* [What is needed] Using the data below, repeat all of it precisely.

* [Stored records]
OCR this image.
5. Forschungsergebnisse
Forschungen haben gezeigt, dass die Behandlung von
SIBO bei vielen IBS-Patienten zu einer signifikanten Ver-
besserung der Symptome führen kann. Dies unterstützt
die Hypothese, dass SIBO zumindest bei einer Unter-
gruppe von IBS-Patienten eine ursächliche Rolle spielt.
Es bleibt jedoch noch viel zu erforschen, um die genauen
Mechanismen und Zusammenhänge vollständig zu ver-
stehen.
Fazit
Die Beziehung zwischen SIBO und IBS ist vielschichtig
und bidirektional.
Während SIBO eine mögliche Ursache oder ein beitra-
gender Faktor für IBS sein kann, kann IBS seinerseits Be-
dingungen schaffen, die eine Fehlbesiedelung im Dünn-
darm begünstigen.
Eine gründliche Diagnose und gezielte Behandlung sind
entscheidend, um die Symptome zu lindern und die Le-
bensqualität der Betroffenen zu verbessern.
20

* [Solution]
OCR this image.
5. Forschungsergebnisse
Forschungen haben gezeigt, dass die Behandlung von
SIBO bei vielen IBS-Patienten zu einer signifikanten Ver-
besserung der Symptome führen kann. Dies unterstützt
die Hypothese, dass SIBO zumindest bei einer Unter-
gruppe von IBS-Patienten eine ursächliche Rolle spielt.
Es bleibt jedoch noch viel zu erforschen, um die genauen
Mechanismen und Zusammenhänge vollständig zu ver-
stehen.
Fazit
Die Beziehung zwischen SIBO und IBS ist vielschichtig
und bidirektional.
Während SIBO eine mögliche Ursache oder ein beitra-
gender Faktor für IBS sein kann, kann IBS seinerseits Be-
dingungen schaffen, die eine Fehlbesiedelung im Dünn-
darm begünstigen.
Eine gründliche Diagnose und gezielte Behandlung sind
entscheidend, um die Symptome zu lindern und die Le-
bensqualität der Betroffenen zu verbessern.
20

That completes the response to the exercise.